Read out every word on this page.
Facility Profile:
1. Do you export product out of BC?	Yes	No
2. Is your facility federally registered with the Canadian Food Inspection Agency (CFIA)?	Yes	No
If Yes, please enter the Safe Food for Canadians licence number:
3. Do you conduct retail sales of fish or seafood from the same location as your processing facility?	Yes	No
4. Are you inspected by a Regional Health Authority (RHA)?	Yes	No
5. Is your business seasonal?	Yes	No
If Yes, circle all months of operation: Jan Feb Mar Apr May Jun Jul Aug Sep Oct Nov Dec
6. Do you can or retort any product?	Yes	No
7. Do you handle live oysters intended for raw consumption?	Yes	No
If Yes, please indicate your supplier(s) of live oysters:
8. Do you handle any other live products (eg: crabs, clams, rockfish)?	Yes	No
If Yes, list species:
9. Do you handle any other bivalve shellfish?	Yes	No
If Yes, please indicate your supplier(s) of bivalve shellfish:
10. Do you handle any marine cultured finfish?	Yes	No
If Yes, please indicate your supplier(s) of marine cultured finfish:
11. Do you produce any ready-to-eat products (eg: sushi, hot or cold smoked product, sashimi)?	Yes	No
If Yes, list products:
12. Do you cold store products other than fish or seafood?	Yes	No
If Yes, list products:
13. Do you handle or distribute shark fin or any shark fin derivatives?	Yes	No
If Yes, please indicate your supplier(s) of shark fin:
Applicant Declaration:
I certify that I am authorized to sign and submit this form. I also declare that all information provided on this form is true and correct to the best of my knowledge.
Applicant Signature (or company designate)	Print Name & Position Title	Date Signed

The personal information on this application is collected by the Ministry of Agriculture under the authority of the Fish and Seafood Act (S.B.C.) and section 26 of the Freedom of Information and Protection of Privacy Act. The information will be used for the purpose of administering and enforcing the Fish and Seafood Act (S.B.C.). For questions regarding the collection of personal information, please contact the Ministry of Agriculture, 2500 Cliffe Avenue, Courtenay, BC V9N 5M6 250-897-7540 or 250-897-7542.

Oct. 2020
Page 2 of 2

WHAT YOU HAVE TO DO:
Pick out the lines containing the string "supplier" and show them.

WRITTEN SOLUTION:
If Yes, please indicate your supplier(s) of live oysters:
If Yes, please indicate your supplier(s) of bivalve shellfish:
If Yes, please indicate your supplier(s) of marine cultured finfish:
If Yes, please indicate your supplier(s) of shark fin:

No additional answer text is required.